- _Extrait choisi_

————

La chute d’un bon élève

Morohashi Yoshitomo est né à Iwaki, dans la préfecture de Fukushima. Il est fils unique. Sa famille, active dans la production de nouilles, ne le prédestinait nullement au droit. Il n’a pas eu une enfance difficile.

« Ce n’est pas pour me vanter, mais j’étais plutôt bon élève. J’étais toujours le premier de ma classe. J’ai adoré le film Marusa no onna (« L’Inspectrice des impôts ») d’Itami Jûzô, c’est comme ça que j’ai décidé d’aller à l’Université de Tokyo et de devenir enquêteur fiscal à l’Agence nationale des impôts. »

Comment ce jeune homme si tôt dévoué à la justice a-t-il pu sortir du droit chemin ?

Tout a commencé de façon très anecdotique. Il s’inscrit dans l’une des meilleures écoles préparatoires de la préfecture, le lycée Iwaki. Tout semble aller bien, mais il se sent seul. Son père est décédé lorsqu’il était au collège, il n’a plus que sa mère. Il se met alors à sortir le soir avec des amis, pour fréquenter du monde. Une spirale s’est mise en branle, qui va le tirer vers le bas. Il rate les examens d’entrée à l’université et doit même déménager à Tokyo pour intégrer une école spéciale de préparation pour ceux ont échoué une première fois.

C’est là qu’il découvre les méthamphétamines.

« À l’époque, prendre des drogues comme la marijuana, c’était courant chez les jeunes. Mon école était si célèbre que rien qu’en prononçant son nom, n’importe qui la recommandait, mais ici aussi, certains consommaient des méthamphétamines. » Des amis lui en ont proposé, et il n’a pas su dire non. Ils les chauffaient et en inhalaient la fumée : la méthode de l’aburi.

————

- _Données fournies_
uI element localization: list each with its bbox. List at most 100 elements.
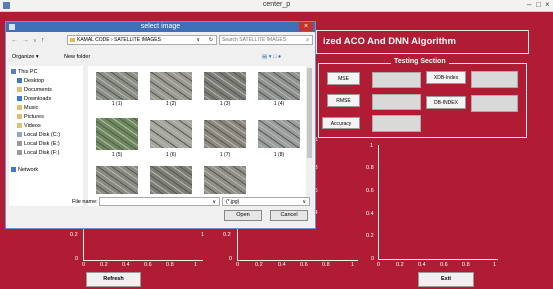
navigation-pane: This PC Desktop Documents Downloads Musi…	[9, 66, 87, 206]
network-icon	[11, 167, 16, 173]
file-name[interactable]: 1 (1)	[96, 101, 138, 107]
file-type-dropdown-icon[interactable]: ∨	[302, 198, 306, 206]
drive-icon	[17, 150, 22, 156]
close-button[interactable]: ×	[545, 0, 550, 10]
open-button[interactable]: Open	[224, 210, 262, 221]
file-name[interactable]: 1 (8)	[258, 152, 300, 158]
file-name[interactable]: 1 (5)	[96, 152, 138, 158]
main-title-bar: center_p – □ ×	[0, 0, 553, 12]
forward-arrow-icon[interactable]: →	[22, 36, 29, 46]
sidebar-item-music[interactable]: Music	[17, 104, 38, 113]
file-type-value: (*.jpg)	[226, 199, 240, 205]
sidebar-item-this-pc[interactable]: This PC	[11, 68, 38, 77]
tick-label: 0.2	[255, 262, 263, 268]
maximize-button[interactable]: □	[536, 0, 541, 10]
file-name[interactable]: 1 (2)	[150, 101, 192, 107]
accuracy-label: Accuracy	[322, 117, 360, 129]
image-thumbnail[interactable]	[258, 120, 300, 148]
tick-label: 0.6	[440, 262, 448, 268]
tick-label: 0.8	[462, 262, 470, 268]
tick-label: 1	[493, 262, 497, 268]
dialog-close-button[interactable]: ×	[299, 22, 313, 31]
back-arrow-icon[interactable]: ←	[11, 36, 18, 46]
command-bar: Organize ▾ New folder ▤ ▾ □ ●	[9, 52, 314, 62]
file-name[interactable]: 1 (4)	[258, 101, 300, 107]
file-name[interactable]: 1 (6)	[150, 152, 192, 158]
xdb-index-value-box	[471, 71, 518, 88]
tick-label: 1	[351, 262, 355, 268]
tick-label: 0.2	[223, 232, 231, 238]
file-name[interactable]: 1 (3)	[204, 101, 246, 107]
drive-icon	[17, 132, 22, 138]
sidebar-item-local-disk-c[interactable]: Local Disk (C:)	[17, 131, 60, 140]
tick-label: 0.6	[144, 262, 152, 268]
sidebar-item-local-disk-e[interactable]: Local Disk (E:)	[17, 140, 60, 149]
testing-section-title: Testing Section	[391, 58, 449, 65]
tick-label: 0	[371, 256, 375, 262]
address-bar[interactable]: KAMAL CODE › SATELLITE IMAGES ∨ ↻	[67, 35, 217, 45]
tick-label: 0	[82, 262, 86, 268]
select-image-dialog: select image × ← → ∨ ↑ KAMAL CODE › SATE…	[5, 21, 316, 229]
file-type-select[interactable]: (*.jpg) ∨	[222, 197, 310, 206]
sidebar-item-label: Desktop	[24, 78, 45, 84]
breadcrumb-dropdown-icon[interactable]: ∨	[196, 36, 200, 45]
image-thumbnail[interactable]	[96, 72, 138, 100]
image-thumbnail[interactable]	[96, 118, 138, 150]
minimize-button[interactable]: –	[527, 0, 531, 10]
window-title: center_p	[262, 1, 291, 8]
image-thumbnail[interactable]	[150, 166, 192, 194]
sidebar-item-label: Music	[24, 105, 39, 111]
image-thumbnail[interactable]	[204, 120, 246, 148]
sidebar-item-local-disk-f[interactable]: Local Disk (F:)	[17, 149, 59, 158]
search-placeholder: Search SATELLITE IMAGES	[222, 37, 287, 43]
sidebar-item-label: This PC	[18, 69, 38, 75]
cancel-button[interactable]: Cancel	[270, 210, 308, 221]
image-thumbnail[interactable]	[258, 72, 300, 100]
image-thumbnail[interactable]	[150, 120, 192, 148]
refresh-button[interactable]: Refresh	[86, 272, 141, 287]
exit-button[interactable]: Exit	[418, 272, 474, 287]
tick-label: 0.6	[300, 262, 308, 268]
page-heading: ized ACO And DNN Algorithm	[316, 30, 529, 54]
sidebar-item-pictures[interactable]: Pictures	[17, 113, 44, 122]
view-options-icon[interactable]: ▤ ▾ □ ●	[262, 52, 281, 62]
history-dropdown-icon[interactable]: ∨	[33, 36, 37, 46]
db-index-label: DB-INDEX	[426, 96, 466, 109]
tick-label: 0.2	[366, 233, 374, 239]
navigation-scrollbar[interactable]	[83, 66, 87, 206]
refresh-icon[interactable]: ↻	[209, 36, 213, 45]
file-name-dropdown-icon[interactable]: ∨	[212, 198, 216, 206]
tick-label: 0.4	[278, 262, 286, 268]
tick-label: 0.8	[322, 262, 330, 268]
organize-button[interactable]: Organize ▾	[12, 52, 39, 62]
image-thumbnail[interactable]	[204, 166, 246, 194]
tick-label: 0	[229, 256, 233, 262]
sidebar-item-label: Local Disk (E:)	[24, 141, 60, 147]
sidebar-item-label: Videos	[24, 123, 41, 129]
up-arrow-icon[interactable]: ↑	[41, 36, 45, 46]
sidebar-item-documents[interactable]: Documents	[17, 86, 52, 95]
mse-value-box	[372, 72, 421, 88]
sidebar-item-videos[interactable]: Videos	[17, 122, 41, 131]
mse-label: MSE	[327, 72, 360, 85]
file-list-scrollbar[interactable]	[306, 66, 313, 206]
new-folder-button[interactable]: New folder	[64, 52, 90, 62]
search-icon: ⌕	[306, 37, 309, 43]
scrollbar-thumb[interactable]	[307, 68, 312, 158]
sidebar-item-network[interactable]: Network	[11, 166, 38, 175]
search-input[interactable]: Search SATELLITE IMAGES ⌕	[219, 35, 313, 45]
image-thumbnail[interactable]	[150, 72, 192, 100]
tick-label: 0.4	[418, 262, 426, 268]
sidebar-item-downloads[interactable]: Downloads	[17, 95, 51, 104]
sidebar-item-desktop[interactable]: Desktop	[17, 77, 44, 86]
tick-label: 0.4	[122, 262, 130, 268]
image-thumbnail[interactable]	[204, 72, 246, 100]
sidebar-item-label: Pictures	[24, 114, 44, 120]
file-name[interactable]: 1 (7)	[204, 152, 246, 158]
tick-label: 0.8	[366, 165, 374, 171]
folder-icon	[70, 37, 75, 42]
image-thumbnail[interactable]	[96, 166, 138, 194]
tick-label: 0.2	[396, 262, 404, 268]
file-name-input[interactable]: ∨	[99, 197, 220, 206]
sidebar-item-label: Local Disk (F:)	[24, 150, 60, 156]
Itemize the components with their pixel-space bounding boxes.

————

- _Consigne A_
Pour chaque affirmation, indiquez par oui ou non si elle concorde avec l'extrait choisi, en citant mot pour mot le passage qui tranche. (i) Morohashi Yoshitomo a des frères et sœurs. (ii) C'est un film qui lui a donné l'envie de devenir enquêteur fiscal. (iii) Il a réussi du premier coup les examens d'entrée à l'université.
- _Consigne B_
Veuillez reproduire le passage de l'extrait choisi qui commence aux mots « Tout a commencé » et s'arrête après les mots « une première fois. ».

- _Réponse attendue A_
(i) Non : « Il est fils unique. »
(ii) Oui : « c’est comme ça que j’ai décidé d’aller à l’Université de Tokyo et de devenir enquêteur fiscal »
(iii) Non : « Il rate les examens d’entrée à l’université »

- _Réponse attendue B_
Tout a commencé de façon très anecdotique. Il s’inscrit dans l’une des meilleures écoles préparatoires de la préfecture, le lycée Iwaki. Tout semble aller bien, mais il se sent seul. Son père est décédé lorsqu’il était au collège, il n’a plus que sa mère. Il se met alors à sortir le soir avec des amis, pour fréquenter du monde. Une spirale s’est mise en branle, qui va le tirer vers le bas. Il rate les examens d’entrée à l’université et doit même déménager à Tokyo pour intégrer une école spéciale de préparation pour ceux ont échoué une première fois.